# Directions
Please give the data below again in full, exactly as it stands.

..........

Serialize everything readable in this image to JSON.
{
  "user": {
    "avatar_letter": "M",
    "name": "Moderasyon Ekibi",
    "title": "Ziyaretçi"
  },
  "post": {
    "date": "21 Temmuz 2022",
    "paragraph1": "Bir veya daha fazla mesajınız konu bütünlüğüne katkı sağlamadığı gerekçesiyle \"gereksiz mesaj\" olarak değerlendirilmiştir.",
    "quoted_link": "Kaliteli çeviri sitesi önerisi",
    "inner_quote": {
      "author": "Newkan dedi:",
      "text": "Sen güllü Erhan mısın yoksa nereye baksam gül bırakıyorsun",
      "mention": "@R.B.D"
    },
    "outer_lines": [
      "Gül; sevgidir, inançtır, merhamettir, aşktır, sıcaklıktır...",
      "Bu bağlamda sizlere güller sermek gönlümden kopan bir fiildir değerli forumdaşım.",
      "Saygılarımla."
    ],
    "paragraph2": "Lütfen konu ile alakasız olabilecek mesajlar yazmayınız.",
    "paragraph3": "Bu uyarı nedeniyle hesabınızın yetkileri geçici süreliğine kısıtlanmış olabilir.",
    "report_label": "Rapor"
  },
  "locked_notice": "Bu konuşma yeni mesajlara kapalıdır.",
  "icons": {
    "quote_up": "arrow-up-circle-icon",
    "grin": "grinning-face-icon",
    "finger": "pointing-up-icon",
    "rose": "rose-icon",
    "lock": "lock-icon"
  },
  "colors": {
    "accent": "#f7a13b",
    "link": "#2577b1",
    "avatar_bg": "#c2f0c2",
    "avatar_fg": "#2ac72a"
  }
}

..........

# Final result
Serialize everything readable in this image to JSON.
{
  "user": {
    "avatar_letter": "M",
    "name": "Moderasyon Ekibi",
    "title": "Ziyaretçi"
  },
  "post": {
    "date": "21 Temmuz 2022",
    "paragraph1": "Bir veya daha fazla mesajınız konu bütünlüğüne katkı sağlamadığı gerekçesiyle \"gereksiz mesaj\" olarak değerlendirilmiştir.",
    "quoted_link": "Kaliteli çeviri sitesi önerisi",
    "inner_quote": {
      "author": "Newkan dedi:",
      "text": "Sen güllü Erhan mısın yoksa nereye baksam gül bırakıyorsun",
      "mention": "@R.B.D"
    },
    "outer_lines": [
      "Gül; sevgidir, inançtır, merhamettir, aşktır, sıcaklıktır...",
      "Bu bağlamda sizlere güller sermek gönlümden kopan bir fiildir değerli forumdaşım.",
      "Saygılarımla."
    ],
    "paragraph2": "Lütfen konu ile alakasız olabilecek mesajlar yazmayınız.",
    "paragraph3": "Bu uyarı nedeniyle hesabınızın yetkileri geçici süreliğine kısıtlanmış olabilir.",
    "report_label": "Rapor"
  },
  "locked_notice": "Bu konuşma yeni mesajlara kapalıdır.",
  "icons": {
    "quote_up": "arrow-up-circle-icon",
    "grin": "grinning-face-icon",
    "finger": "pointing-up-icon",
    "rose": "rose-icon",
    "lock": "lock-icon"
  },
  "colors": {
    "accent": "#f7a13b",
    "link": "#2577b1",
    "avatar_bg": "#c2f0c2",
    "avatar_fg": "#2ac72a"
  }
}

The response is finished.